**Work instructions**
Extract every line that contains the word "JSON".

=== Provided material ===

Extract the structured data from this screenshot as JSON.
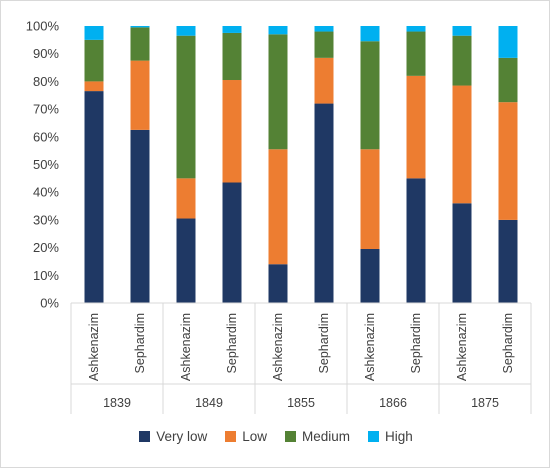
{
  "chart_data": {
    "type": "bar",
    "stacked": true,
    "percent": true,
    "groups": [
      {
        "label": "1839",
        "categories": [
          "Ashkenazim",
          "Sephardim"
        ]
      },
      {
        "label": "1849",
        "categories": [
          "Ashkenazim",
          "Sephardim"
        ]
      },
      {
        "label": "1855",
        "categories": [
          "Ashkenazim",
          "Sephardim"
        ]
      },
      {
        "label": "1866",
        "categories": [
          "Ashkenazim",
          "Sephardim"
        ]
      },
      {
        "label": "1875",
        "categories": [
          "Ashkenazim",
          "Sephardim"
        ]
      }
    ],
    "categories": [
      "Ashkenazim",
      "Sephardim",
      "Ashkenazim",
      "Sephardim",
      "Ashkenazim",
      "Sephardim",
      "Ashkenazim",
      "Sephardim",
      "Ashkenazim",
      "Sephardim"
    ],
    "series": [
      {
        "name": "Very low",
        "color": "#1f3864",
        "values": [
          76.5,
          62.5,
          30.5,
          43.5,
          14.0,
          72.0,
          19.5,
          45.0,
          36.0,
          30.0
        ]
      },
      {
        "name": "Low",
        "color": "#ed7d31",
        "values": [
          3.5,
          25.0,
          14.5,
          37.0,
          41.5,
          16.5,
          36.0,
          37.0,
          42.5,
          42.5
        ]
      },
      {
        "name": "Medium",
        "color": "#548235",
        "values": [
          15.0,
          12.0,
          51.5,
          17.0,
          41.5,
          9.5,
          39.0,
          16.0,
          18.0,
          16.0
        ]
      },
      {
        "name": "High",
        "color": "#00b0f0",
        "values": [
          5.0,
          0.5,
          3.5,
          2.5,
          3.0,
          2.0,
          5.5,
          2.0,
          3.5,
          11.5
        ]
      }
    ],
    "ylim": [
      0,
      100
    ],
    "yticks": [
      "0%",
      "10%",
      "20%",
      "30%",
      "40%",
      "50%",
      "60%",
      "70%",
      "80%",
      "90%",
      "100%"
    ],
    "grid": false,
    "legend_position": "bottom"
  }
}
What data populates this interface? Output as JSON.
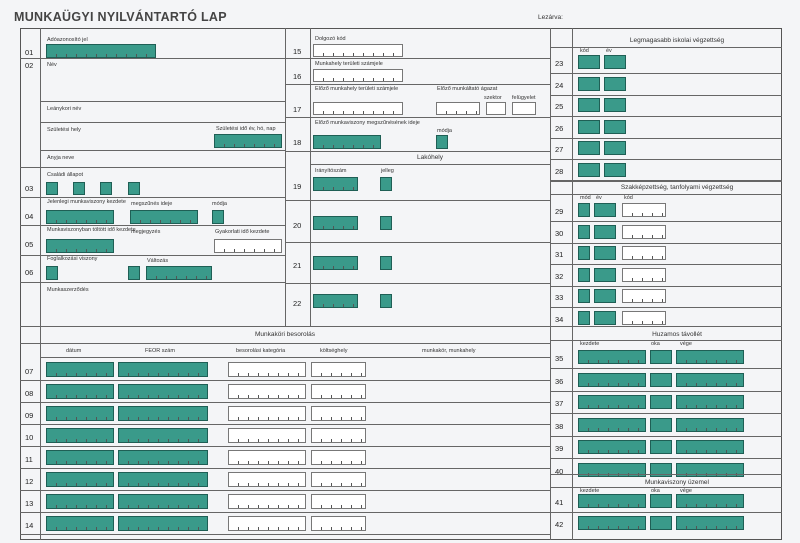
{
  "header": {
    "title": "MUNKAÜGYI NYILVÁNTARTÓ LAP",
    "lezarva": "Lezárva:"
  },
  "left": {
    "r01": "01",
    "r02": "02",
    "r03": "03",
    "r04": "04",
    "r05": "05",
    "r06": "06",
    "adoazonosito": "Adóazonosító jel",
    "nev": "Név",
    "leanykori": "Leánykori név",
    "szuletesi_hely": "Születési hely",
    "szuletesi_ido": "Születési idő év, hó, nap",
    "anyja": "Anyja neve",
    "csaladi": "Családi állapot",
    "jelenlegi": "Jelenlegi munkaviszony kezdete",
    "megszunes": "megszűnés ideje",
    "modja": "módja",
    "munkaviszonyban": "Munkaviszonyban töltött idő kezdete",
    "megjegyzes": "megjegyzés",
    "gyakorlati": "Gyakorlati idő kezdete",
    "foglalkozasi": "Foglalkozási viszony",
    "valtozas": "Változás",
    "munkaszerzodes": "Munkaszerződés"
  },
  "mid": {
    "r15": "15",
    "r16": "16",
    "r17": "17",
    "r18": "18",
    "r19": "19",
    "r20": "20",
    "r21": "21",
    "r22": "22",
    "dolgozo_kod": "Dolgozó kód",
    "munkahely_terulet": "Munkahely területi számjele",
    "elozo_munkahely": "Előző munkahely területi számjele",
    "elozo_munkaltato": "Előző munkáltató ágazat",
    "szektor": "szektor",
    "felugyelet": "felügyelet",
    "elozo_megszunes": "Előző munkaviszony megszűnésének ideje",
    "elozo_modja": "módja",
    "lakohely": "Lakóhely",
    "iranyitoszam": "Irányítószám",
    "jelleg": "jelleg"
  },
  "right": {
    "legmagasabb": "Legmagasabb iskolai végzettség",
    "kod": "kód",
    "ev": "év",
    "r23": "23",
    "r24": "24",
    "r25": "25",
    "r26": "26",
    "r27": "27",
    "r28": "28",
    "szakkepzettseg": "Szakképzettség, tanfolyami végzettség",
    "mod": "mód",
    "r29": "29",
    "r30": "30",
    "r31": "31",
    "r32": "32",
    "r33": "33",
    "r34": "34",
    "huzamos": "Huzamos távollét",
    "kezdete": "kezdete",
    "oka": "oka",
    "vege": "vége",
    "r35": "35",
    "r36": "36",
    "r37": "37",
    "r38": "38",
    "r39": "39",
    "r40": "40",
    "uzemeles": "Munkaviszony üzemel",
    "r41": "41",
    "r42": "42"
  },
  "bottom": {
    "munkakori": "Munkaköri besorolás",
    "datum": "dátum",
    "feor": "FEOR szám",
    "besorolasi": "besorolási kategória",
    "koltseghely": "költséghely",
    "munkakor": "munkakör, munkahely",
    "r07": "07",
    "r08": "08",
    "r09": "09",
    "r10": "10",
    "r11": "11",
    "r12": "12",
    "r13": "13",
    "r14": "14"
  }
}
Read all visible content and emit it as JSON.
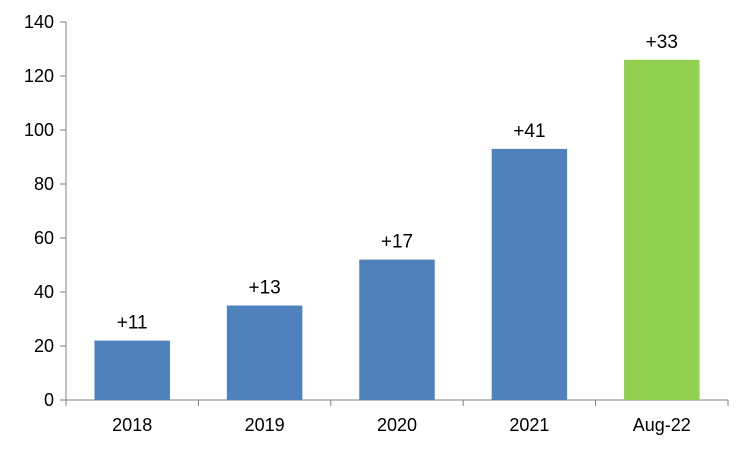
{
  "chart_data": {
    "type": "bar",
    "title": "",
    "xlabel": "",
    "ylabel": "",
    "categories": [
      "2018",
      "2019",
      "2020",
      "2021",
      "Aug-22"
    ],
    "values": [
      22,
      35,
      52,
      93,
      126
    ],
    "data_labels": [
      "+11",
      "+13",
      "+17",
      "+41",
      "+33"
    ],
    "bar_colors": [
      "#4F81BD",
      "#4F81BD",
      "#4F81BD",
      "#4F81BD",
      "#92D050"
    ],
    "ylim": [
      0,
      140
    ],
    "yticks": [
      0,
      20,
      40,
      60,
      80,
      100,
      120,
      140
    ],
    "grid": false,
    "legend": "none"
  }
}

===
=== Provided material ===

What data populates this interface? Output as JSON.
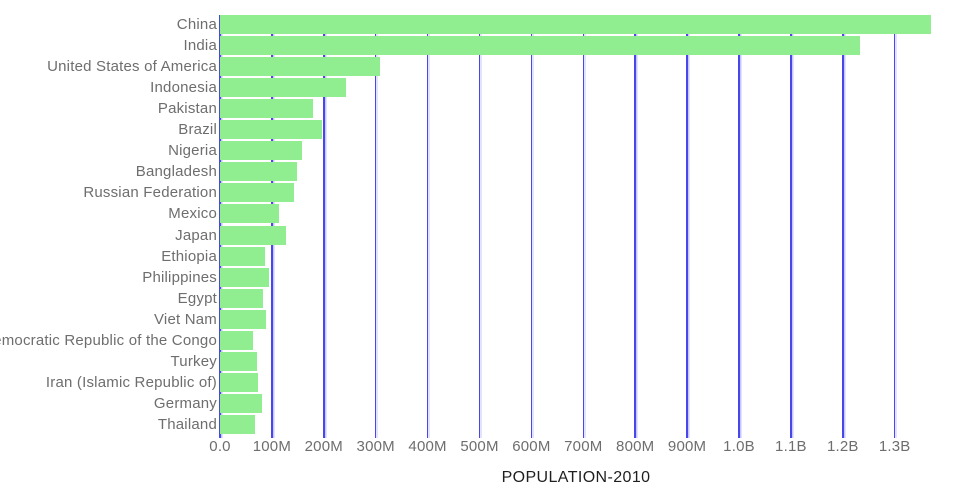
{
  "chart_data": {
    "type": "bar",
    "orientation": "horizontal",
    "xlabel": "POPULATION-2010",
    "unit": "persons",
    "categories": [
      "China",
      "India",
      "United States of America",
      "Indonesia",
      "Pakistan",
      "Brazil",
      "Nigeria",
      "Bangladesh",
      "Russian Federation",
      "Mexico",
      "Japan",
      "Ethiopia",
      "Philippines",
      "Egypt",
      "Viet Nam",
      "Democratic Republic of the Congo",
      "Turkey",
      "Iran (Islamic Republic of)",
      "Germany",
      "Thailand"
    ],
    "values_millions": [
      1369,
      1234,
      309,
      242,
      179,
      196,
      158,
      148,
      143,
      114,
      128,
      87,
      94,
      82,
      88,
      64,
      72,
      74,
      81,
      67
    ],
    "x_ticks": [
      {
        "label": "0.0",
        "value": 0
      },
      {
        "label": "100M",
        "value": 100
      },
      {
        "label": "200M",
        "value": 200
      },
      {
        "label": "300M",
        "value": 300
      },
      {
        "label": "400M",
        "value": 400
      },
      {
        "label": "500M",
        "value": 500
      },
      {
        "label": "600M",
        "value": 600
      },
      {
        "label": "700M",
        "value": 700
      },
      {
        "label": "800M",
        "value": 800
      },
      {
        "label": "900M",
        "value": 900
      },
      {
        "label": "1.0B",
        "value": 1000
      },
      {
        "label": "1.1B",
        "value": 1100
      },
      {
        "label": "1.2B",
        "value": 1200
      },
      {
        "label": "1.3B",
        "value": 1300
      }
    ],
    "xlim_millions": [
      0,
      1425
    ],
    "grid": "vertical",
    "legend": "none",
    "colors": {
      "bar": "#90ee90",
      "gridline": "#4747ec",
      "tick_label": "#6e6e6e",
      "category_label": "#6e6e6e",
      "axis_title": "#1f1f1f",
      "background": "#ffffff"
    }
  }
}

===

**Complete response**
Extract the structured data from this screenshot as JSON.
What data populates this interface? Output as JSON.
Read all visible content and emit it as JSON.
What data populates this interface? Output as JSON.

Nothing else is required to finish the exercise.